▸ Aim
Return only the number of lines in the entries below that hold the word "role".

▸ Data
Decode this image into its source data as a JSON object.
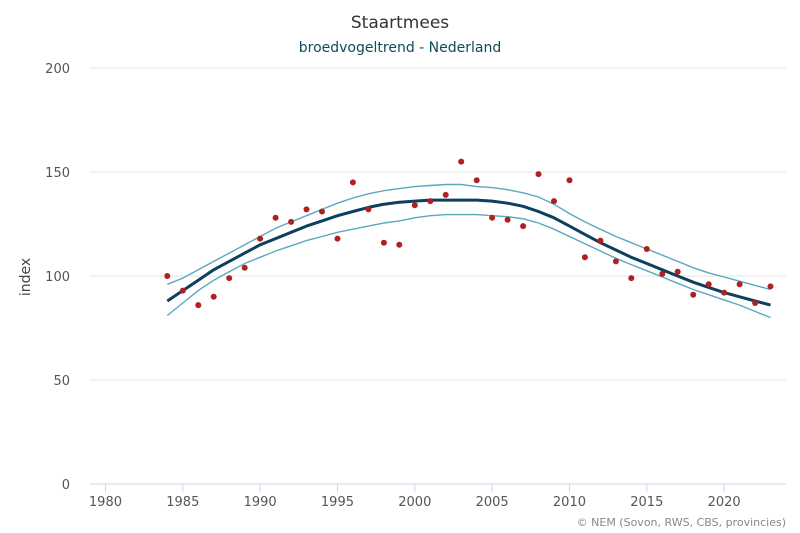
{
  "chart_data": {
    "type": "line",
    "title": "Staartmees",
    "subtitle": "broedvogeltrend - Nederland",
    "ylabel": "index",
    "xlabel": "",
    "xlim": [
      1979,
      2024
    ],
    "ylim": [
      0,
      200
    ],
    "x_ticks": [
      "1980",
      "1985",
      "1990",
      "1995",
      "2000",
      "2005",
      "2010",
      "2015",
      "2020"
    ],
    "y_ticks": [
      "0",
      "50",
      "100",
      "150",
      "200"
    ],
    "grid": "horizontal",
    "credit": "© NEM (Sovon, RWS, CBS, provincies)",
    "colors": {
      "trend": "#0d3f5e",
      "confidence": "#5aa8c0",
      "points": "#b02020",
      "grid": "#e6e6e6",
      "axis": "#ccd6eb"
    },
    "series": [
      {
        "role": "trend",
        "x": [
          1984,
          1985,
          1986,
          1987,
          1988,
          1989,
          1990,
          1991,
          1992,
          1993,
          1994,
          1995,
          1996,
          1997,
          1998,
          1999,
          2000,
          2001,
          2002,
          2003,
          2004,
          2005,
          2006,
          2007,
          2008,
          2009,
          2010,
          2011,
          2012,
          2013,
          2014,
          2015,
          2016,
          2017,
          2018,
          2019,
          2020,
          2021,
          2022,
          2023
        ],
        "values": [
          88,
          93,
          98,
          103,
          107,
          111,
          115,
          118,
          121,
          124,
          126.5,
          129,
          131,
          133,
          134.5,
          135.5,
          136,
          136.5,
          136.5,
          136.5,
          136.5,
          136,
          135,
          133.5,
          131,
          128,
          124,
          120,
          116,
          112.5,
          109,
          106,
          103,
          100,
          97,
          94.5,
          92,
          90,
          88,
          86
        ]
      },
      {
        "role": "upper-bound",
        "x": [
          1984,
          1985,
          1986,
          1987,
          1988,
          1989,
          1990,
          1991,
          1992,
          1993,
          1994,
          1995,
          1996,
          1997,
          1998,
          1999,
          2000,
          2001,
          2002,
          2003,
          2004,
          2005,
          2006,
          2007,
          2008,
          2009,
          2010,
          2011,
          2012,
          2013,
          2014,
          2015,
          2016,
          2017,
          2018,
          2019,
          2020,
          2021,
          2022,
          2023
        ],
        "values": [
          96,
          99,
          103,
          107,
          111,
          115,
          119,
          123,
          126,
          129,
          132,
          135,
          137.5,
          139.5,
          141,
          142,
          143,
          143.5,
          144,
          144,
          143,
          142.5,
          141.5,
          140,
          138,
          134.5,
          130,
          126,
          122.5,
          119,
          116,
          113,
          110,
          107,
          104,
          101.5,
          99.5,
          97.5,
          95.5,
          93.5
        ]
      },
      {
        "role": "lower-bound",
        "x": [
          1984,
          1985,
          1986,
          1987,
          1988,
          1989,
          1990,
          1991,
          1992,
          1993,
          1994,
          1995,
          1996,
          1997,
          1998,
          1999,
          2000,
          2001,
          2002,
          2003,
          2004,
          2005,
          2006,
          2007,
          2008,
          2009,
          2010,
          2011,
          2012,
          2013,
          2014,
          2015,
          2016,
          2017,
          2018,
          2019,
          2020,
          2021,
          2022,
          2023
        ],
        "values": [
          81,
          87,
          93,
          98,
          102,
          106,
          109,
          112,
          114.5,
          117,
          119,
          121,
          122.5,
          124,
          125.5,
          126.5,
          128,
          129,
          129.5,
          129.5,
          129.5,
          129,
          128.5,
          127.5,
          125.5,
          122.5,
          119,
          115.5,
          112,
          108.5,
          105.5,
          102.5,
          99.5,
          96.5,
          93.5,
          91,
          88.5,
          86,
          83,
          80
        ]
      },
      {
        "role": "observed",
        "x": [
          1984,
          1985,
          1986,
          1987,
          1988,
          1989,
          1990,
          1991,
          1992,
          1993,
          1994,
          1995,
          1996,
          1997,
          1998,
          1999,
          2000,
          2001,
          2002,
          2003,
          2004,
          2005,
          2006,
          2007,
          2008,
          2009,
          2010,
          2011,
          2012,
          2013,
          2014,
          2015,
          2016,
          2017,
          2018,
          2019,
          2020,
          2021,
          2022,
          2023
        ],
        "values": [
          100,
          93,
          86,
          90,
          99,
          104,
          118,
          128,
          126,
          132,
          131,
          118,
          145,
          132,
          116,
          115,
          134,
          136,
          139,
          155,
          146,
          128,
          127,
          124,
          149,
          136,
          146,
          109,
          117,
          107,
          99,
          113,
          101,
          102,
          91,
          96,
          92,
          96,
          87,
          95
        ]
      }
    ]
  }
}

▸ Answer
4